* **Directions for this task**: Leaving out every picture, quote the data below exactly as it appears.

Saved data entries:
··········
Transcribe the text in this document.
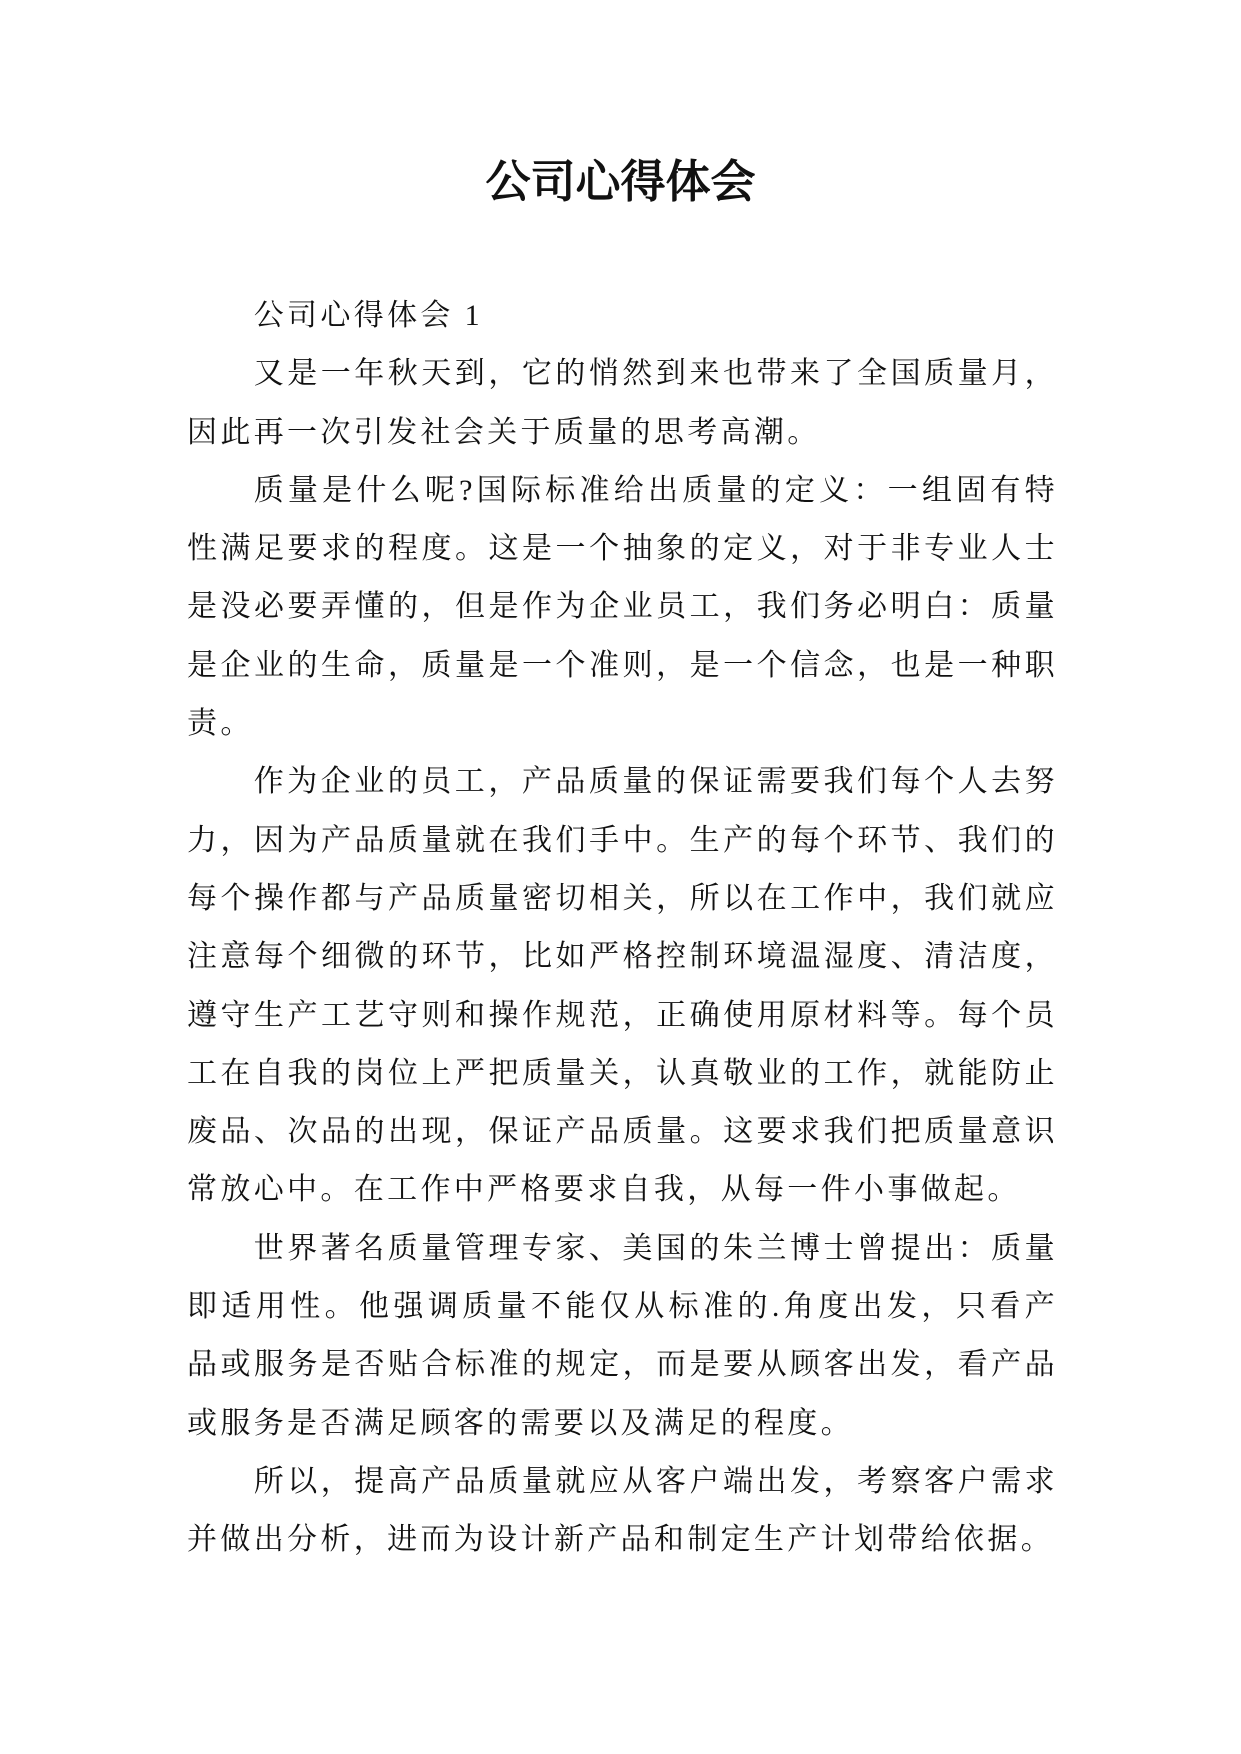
公司心得体会

公司心得体会 1

又是一年秋天到，它的悄然到来也带来了全国质量月，因此再一次引发社会关于质量的思考高潮。

质量是什么呢?国际标准给出质量的定义：一组固有特性满足要求的程度。这是一个抽象的定义，对于非专业人士是没必要弄懂的，但是作为企业员工，我们务必明白：质量是企业的生命，质量是一个准则，是一个信念，也是一种职责。

作为企业的员工，产品质量的保证需要我们每个人去努力，因为产品质量就在我们手中。生产的每个环节、我们的每个操作都与产品质量密切相关，所以在工作中，我们就应注意每个细微的环节，比如严格控制环境温湿度、清洁度，遵守生产工艺守则和操作规范，正确使用原材料等。每个员工在自我的岗位上严把质量关，认真敬业的工作，就能防止废品、次品的出现，保证产品质量。这要求我们把质量意识常放心中。在工作中严格要求自我，从每一件小事做起。

世界著名质量管理专家、美国的朱兰博士曾提出：质量即适用性。他强调质量不能仅从标准的.角度出发，只看产品或服务是否贴合标准的规定，而是要从顾客出发，看产品或服务是否满足顾客的需要以及满足的程度。

所以，提高产品质量就应从客户端出发，考察客户需求并做出分析，进而为设计新产品和制定生产计划带给依据。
··········
* **Solution for this problem**:
Transcribe the text in this document.
公司心得体会

公司心得体会 1

又是一年秋天到，它的悄然到来也带来了全国质量月，因此再一次引发社会关于质量的思考高潮。

质量是什么呢?国际标准给出质量的定义：一组固有特性满足要求的程度。这是一个抽象的定义，对于非专业人士是没必要弄懂的，但是作为企业员工，我们务必明白：质量是企业的生命，质量是一个准则，是一个信念，也是一种职责。

作为企业的员工，产品质量的保证需要我们每个人去努力，因为产品质量就在我们手中。生产的每个环节、我们的每个操作都与产品质量密切相关，所以在工作中，我们就应注意每个细微的环节，比如严格控制环境温湿度、清洁度，遵守生产工艺守则和操作规范，正确使用原材料等。每个员工在自我的岗位上严把质量关，认真敬业的工作，就能防止废品、次品的出现，保证产品质量。这要求我们把质量意识常放心中。在工作中严格要求自我，从每一件小事做起。

世界著名质量管理专家、美国的朱兰博士曾提出：质量即适用性。他强调质量不能仅从标准的.角度出发，只看产品或服务是否贴合标准的规定，而是要从顾客出发，看产品或服务是否满足顾客的需要以及满足的程度。

所以，提高产品质量就应从客户端出发，考察客户需求并做出分析，进而为设计新产品和制定生产计划带给依据。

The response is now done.